*The records*
---*---

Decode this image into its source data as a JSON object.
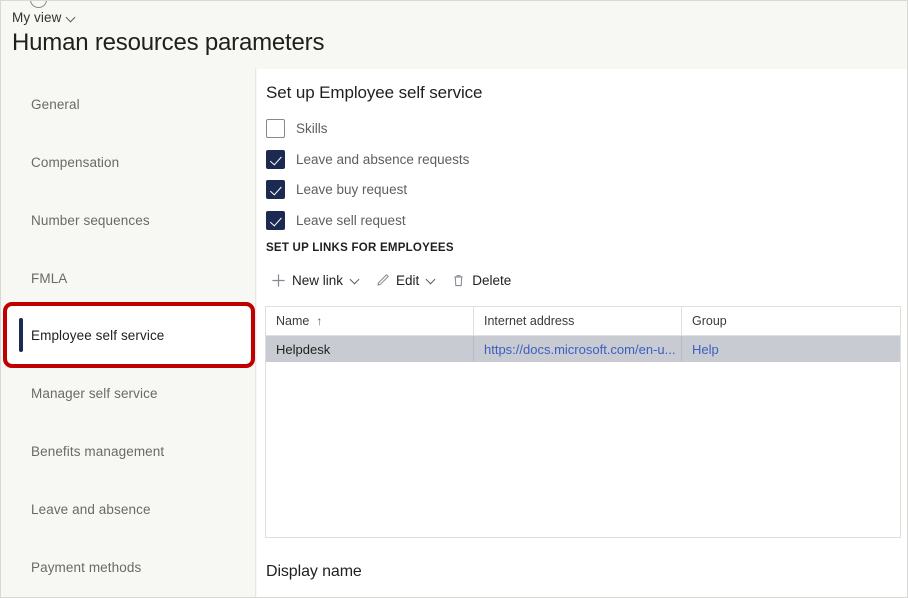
{
  "header": {
    "view_selector_label": "My view",
    "view_selector_icon": "chevron-down-icon",
    "page_title": "Human resources parameters"
  },
  "sidebar": {
    "items": [
      {
        "label": "General",
        "selected": false
      },
      {
        "label": "Compensation",
        "selected": false
      },
      {
        "label": "Number sequences",
        "selected": false
      },
      {
        "label": "FMLA",
        "selected": false
      },
      {
        "label": "Employee self service",
        "selected": true
      },
      {
        "label": "Manager self service",
        "selected": false
      },
      {
        "label": "Benefits management",
        "selected": false
      },
      {
        "label": "Leave and absence",
        "selected": false
      },
      {
        "label": "Payment methods",
        "selected": false
      }
    ],
    "highlight_color": "#c00000",
    "selection_bar_color": "#1c2a52"
  },
  "main": {
    "section_title": "Set up Employee self service",
    "checkboxes": [
      {
        "label": "Skills",
        "checked": false
      },
      {
        "label": "Leave and absence requests",
        "checked": true
      },
      {
        "label": "Leave buy request",
        "checked": true
      },
      {
        "label": "Leave sell request",
        "checked": true
      }
    ],
    "links_caption": "SET UP LINKS FOR EMPLOYEES",
    "toolbar": [
      {
        "label": "New link",
        "icon": "plus-icon",
        "has_chevron": true
      },
      {
        "label": "Edit",
        "icon": "pencil-icon",
        "has_chevron": true
      },
      {
        "label": "Delete",
        "icon": "trash-icon",
        "has_chevron": false
      }
    ],
    "grid": {
      "columns": [
        {
          "header": "Name",
          "sort": "ascending",
          "sort_glyph": "↑"
        },
        {
          "header": "Internet address",
          "sort": "",
          "sort_glyph": ""
        },
        {
          "header": "Group",
          "sort": "",
          "sort_glyph": ""
        }
      ],
      "rows": [
        {
          "name": "Helpdesk",
          "internet_address": "https://docs.microsoft.com/en-u...",
          "group": "Help",
          "selected": true
        }
      ],
      "selected_row_color": "#c9cbd3"
    },
    "display_name_label": "Display name"
  }
}
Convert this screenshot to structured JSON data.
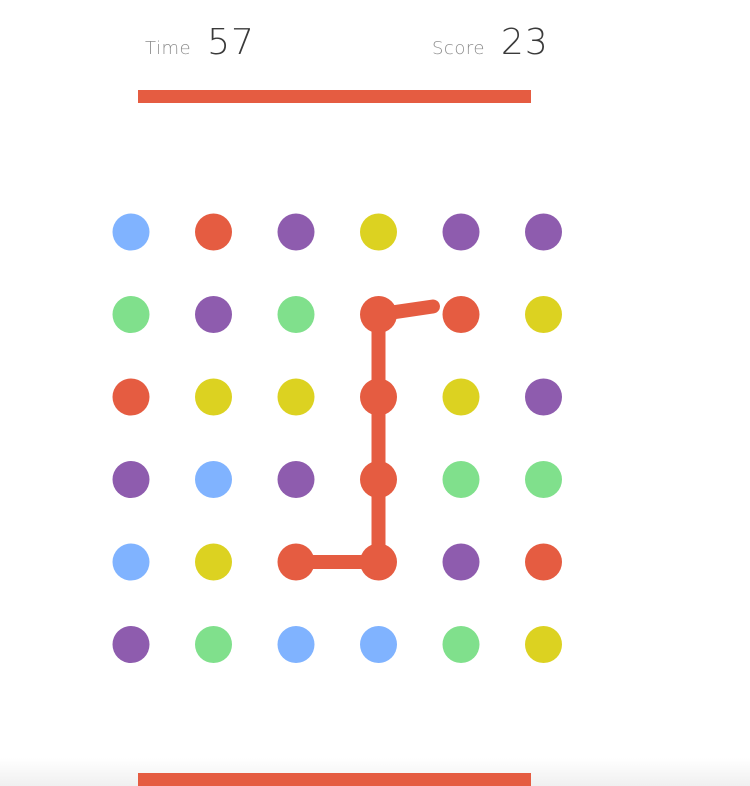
{
  "hud": {
    "time_label": "Time",
    "time_value": "57",
    "score_label": "Score",
    "score_value": "23"
  },
  "colors": {
    "red": "#e55c41",
    "purple": "#8e5cae",
    "yellow": "#dcd221",
    "blue": "#80b3ff",
    "green": "#80e08c",
    "timer_bar": "#e55c41"
  },
  "board": {
    "rows": 6,
    "cols": 6,
    "dots": [
      [
        "blue",
        "red",
        "purple",
        "yellow",
        "purple",
        "purple"
      ],
      [
        "green",
        "purple",
        "green",
        "red",
        "red",
        "yellow"
      ],
      [
        "red",
        "yellow",
        "yellow",
        "red",
        "yellow",
        "purple"
      ],
      [
        "purple",
        "blue",
        "purple",
        "red",
        "green",
        "green"
      ],
      [
        "blue",
        "yellow",
        "red",
        "red",
        "purple",
        "red"
      ],
      [
        "purple",
        "green",
        "blue",
        "blue",
        "green",
        "yellow"
      ]
    ],
    "connection": {
      "color": "red",
      "path": [
        [
          4,
          2
        ],
        [
          4,
          3
        ],
        [
          3,
          3
        ],
        [
          2,
          3
        ],
        [
          1,
          3
        ]
      ],
      "drag_toward": [
        1,
        4
      ]
    }
  }
}
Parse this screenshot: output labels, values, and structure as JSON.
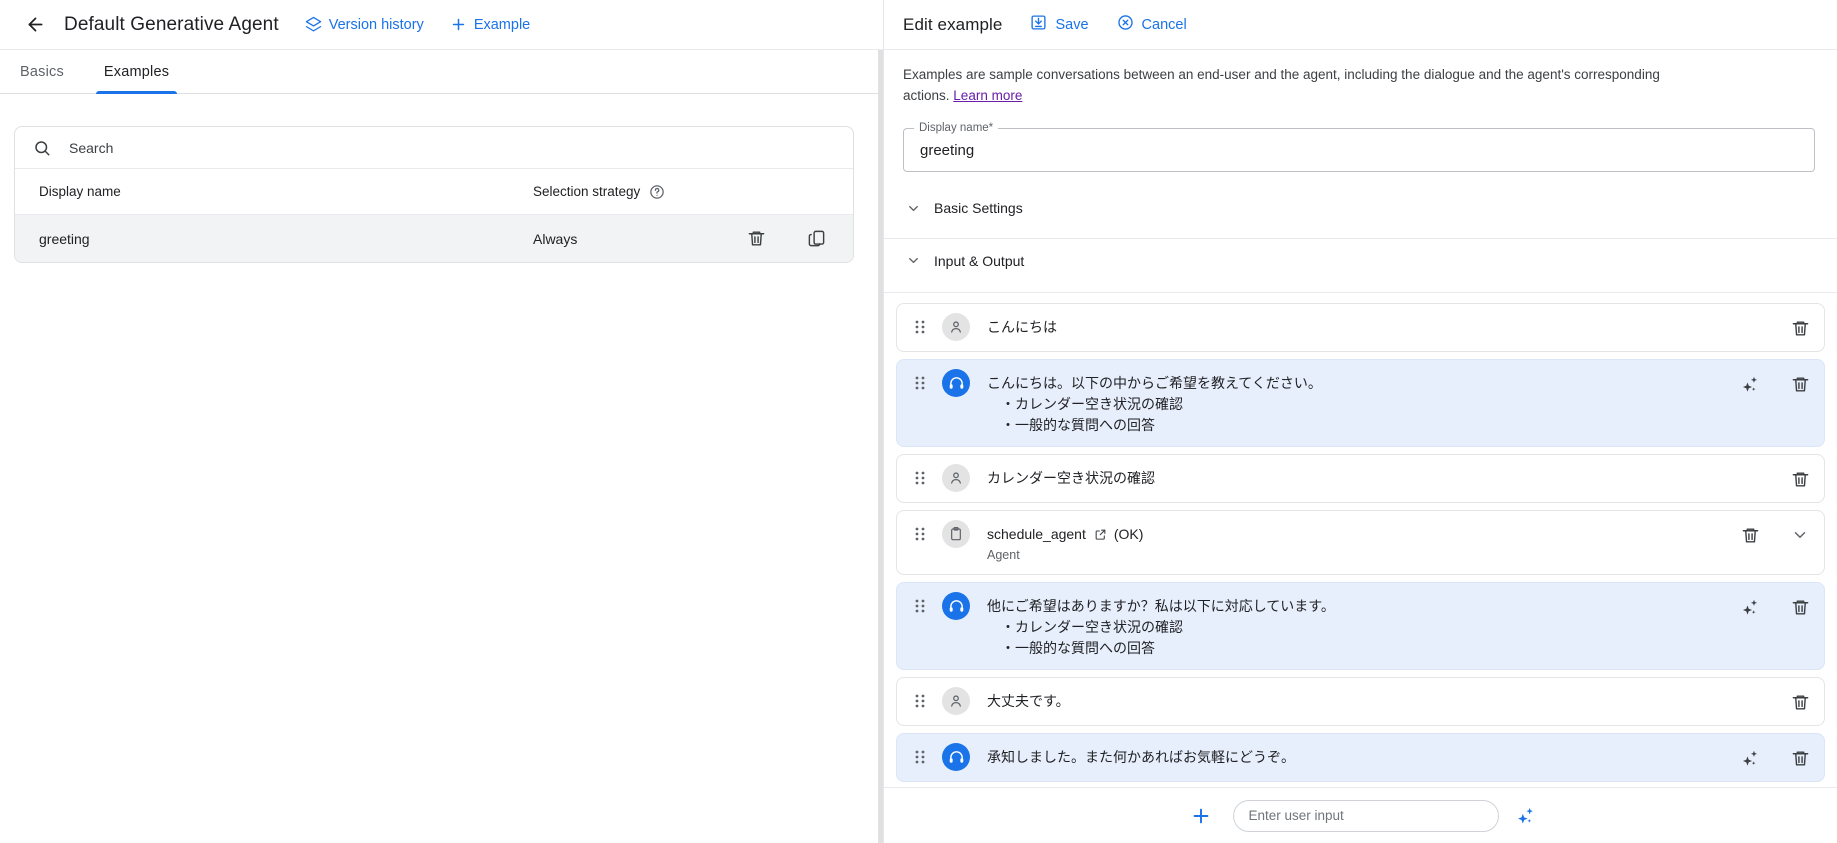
{
  "left": {
    "back_icon": "arrow-left-icon",
    "title": "Default Generative Agent",
    "version_history_label": "Version history",
    "version_history_icon": "layers-icon",
    "add_example_label": "Example",
    "add_example_icon": "plus-icon",
    "tabs": [
      {
        "label": "Basics",
        "active": false
      },
      {
        "label": "Examples",
        "active": true
      }
    ],
    "search": {
      "placeholder": "Search",
      "value": "",
      "icon": "search-icon"
    },
    "table": {
      "columns": [
        {
          "label": "Display name"
        },
        {
          "label": "Selection strategy",
          "help_icon": "help-circle-icon"
        }
      ],
      "rows": [
        {
          "display_name": "greeting",
          "selection_strategy": "Always",
          "delete_icon": "trash-icon",
          "copy_icon": "copy-icon"
        }
      ]
    }
  },
  "right": {
    "header": {
      "title": "Edit example",
      "save_label": "Save",
      "save_icon": "save-icon",
      "cancel_label": "Cancel",
      "cancel_icon": "cancel-circle-icon"
    },
    "description": "Examples are sample conversations between an end-user and the agent, including the dialogue and the agent's corresponding actions.",
    "learn_more_label": "Learn more",
    "display_name_field": {
      "label": "Display name*",
      "value": "greeting"
    },
    "sections": [
      {
        "label": "Basic Settings",
        "expanded": true,
        "chevron": "chevron-down-icon"
      },
      {
        "label": "Input & Output",
        "expanded": true,
        "chevron": "chevron-down-icon"
      }
    ],
    "conversation": [
      {
        "role": "user",
        "avatar_icon": "person-icon",
        "lines": [
          "こんにちは"
        ],
        "icons": [
          "trash-icon"
        ]
      },
      {
        "role": "agent",
        "avatar_icon": "headset-icon",
        "lines": [
          "こんにちは。以下の中からご希望を教えてください。",
          "・カレンダー空き状況の確認",
          "・一般的な質問への回答"
        ],
        "icons": [
          "sparkle-icon",
          "trash-icon"
        ]
      },
      {
        "role": "user",
        "avatar_icon": "person-icon",
        "lines": [
          "カレンダー空き状況の確認"
        ],
        "icons": [
          "trash-icon"
        ]
      },
      {
        "role": "tool",
        "avatar_icon": "clipboard-icon",
        "title": "schedule_agent",
        "title_icon": "external-link-icon",
        "status": "(OK)",
        "subtitle": "Agent",
        "icons": [
          "trash-icon",
          "chevron-down-icon"
        ]
      },
      {
        "role": "agent",
        "avatar_icon": "headset-icon",
        "lines": [
          "他にご希望はありますか？私は以下に対応しています。",
          "・カレンダー空き状況の確認",
          "・一般的な質問への回答"
        ],
        "icons": [
          "sparkle-icon",
          "trash-icon"
        ]
      },
      {
        "role": "user",
        "avatar_icon": "person-icon",
        "lines": [
          "大丈夫です。"
        ],
        "icons": [
          "trash-icon"
        ]
      },
      {
        "role": "agent",
        "avatar_icon": "headset-icon",
        "lines": [
          "承知しました。また何かあればお気軽にどうぞ。"
        ],
        "icons": [
          "sparkle-icon",
          "trash-icon"
        ]
      }
    ],
    "footer": {
      "add_icon": "plus-icon",
      "input_placeholder": "Enter user input",
      "input_value": "",
      "sparkle_icon": "sparkle-icon"
    }
  },
  "colors": {
    "accent": "#1a73e8",
    "agent_bubble": "#e8effc",
    "row_highlight": "#f1f3f4",
    "visited_link": "#681da8"
  }
}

---*---

*Given exercise*
Transcribe all the records above word for word, without their images.

*Correct result*
Decode this image into its source data as a JSON object.
{
  "header": {
    "view_selector_label": "My view",
    "view_selector_icon": "chevron-down-icon",
    "page_title": "Human resources parameters"
  },
  "sidebar": {
    "items": [
      {
        "label": "General",
        "selected": false
      },
      {
        "label": "Compensation",
        "selected": false
      },
      {
        "label": "Number sequences",
        "selected": false
      },
      {
        "label": "FMLA",
        "selected": false
      },
      {
        "label": "Employee self service",
        "selected": true
      },
      {
        "label": "Manager self service",
        "selected": false
      },
      {
        "label": "Benefits management",
        "selected": false
      },
      {
        "label": "Leave and absence",
        "selected": false
      },
      {
        "label": "Payment methods",
        "selected": false
      }
    ],
    "highlight_color": "#c00000",
    "selection_bar_color": "#1c2a52"
  },
  "main": {
    "section_title": "Set up Employee self service",
    "checkboxes": [
      {
        "label": "Skills",
        "checked": false
      },
      {
        "label": "Leave and absence requests",
        "checked": true
      },
      {
        "label": "Leave buy request",
        "checked": true
      },
      {
        "label": "Leave sell request",
        "checked": true
      }
    ],
    "links_caption": "SET UP LINKS FOR EMPLOYEES",
    "toolbar": [
      {
        "label": "New link",
        "icon": "plus-icon",
        "has_chevron": true
      },
      {
        "label": "Edit",
        "icon": "pencil-icon",
        "has_chevron": true
      },
      {
        "label": "Delete",
        "icon": "trash-icon",
        "has_chevron": false
      }
    ],
    "grid": {
      "columns": [
        {
          "header": "Name",
          "sort": "ascending",
          "sort_glyph": "↑"
        },
        {
          "header": "Internet address",
          "sort": "",
          "sort_glyph": ""
        },
        {
          "header": "Group",
          "sort": "",
          "sort_glyph": ""
        }
      ],
      "rows": [
        {
          "name": "Helpdesk",
          "internet_address": "https://docs.microsoft.com/en-u...",
          "group": "Help",
          "selected": true
        }
      ],
      "selected_row_color": "#c9cbd3"
    },
    "display_name_label": "Display name"
  }
}
Convert this screenshot to structured JSON data.
{
  "hud": {
    "time_label": "Time",
    "time_value": "57",
    "score_label": "Score",
    "score_value": "23"
  },
  "colors": {
    "red": "#e55c41",
    "purple": "#8e5cae",
    "yellow": "#dcd221",
    "blue": "#80b3ff",
    "green": "#80e08c",
    "timer_bar": "#e55c41"
  },
  "board": {
    "rows": 6,
    "cols": 6,
    "dots": [
      [
        "blue",
        "red",
        "purple",
        "yellow",
        "purple",
        "purple"
      ],
      [
        "green",
        "purple",
        "green",
        "red",
        "red",
        "yellow"
      ],
      [
        "red",
        "yellow",
        "yellow",
        "red",
        "yellow",
        "purple"
      ],
      [
        "purple",
        "blue",
        "purple",
        "red",
        "green",
        "green"
      ],
      [
        "blue",
        "yellow",
        "red",
        "red",
        "purple",
        "red"
      ],
      [
        "purple",
        "green",
        "blue",
        "blue",
        "green",
        "yellow"
      ]
    ],
    "connection": {
      "color": "red",
      "path": [
        [
          4,
          2
        ],
        [
          4,
          3
        ],
        [
          3,
          3
        ],
        [
          2,
          3
        ],
        [
          1,
          3
        ]
      ],
      "drag_toward": [
        1,
        4
      ]
    }
  }
}
Parse this screenshot: output labels, values, and structure as JSON.
{
  "left": {
    "back_icon": "arrow-left-icon",
    "title": "Default Generative Agent",
    "version_history_label": "Version history",
    "version_history_icon": "layers-icon",
    "add_example_label": "Example",
    "add_example_icon": "plus-icon",
    "tabs": [
      {
        "label": "Basics",
        "active": false
      },
      {
        "label": "Examples",
        "active": true
      }
    ],
    "search": {
      "placeholder": "Search",
      "value": "",
      "icon": "search-icon"
    },
    "table": {
      "columns": [
        {
          "label": "Display name"
        },
        {
          "label": "Selection strategy",
          "help_icon": "help-circle-icon"
        }
      ],
      "rows": [
        {
          "display_name": "greeting",
          "selection_strategy": "Always",
          "delete_icon": "trash-icon",
          "copy_icon": "copy-icon"
        }
      ]
    }
  },
  "right": {
    "header": {
      "title": "Edit example",
      "save_label": "Save",
      "save_icon": "save-icon",
      "cancel_label": "Cancel",
      "cancel_icon": "cancel-circle-icon"
    },
    "description": "Examples are sample conversations between an end-user and the agent, including the dialogue and the agent's corresponding actions.",
    "learn_more_label": "Learn more",
    "display_name_field": {
      "label": "Display name*",
      "value": "greeting"
    },
    "sections": [
      {
        "label": "Basic Settings",
        "expanded": true,
        "chevron": "chevron-down-icon"
      },
      {
        "label": "Input & Output",
        "expanded": true,
        "chevron": "chevron-down-icon"
      }
    ],
    "conversation": [
      {
        "role": "user",
        "avatar_icon": "person-icon",
        "lines": [
          "こんにちは"
        ],
        "icons": [
          "trash-icon"
        ]
      },
      {
        "role": "agent",
        "avatar_icon": "headset-icon",
        "lines": [
          "こんにちは。以下の中からご希望を教えてください。",
          "・カレンダー空き状況の確認",
          "・一般的な質問への回答"
        ],
        "icons": [
          "sparkle-icon",
          "trash-icon"
        ]
      },
      {
        "role": "user",
        "avatar_icon": "person-icon",
        "lines": [
          "カレンダー空き状況の確認"
        ],
        "icons": [
          "trash-icon"
        ]
      },
      {
        "role": "tool",
        "avatar_icon": "clipboard-icon",
        "title": "schedule_agent",
        "title_icon": "external-link-icon",
        "status": "(OK)",
        "subtitle": "Agent",
        "icons": [
          "trash-icon",
          "chevron-down-icon"
        ]
      },
      {
        "role": "agent",
        "avatar_icon": "headset-icon",
        "lines": [
          "他にご希望はありますか？私は以下に対応しています。",
          "・カレンダー空き状況の確認",
          "・一般的な質問への回答"
        ],
        "icons": [
          "sparkle-icon",
          "trash-icon"
        ]
      },
      {
        "role": "user",
        "avatar_icon": "person-icon",
        "lines": [
          "大丈夫です。"
        ],
        "icons": [
          "trash-icon"
        ]
      },
      {
        "role": "agent",
        "avatar_icon": "headset-icon",
        "lines": [
          "承知しました。また何かあればお気軽にどうぞ。"
        ],
        "icons": [
          "sparkle-icon",
          "trash-icon"
        ]
      }
    ],
    "footer": {
      "add_icon": "plus-icon",
      "input_placeholder": "Enter user input",
      "input_value": "",
      "sparkle_icon": "sparkle-icon"
    }
  },
  "colors": {
    "accent": "#1a73e8",
    "agent_bubble": "#e8effc",
    "row_highlight": "#f1f3f4",
    "visited_link": "#681da8"
  }
}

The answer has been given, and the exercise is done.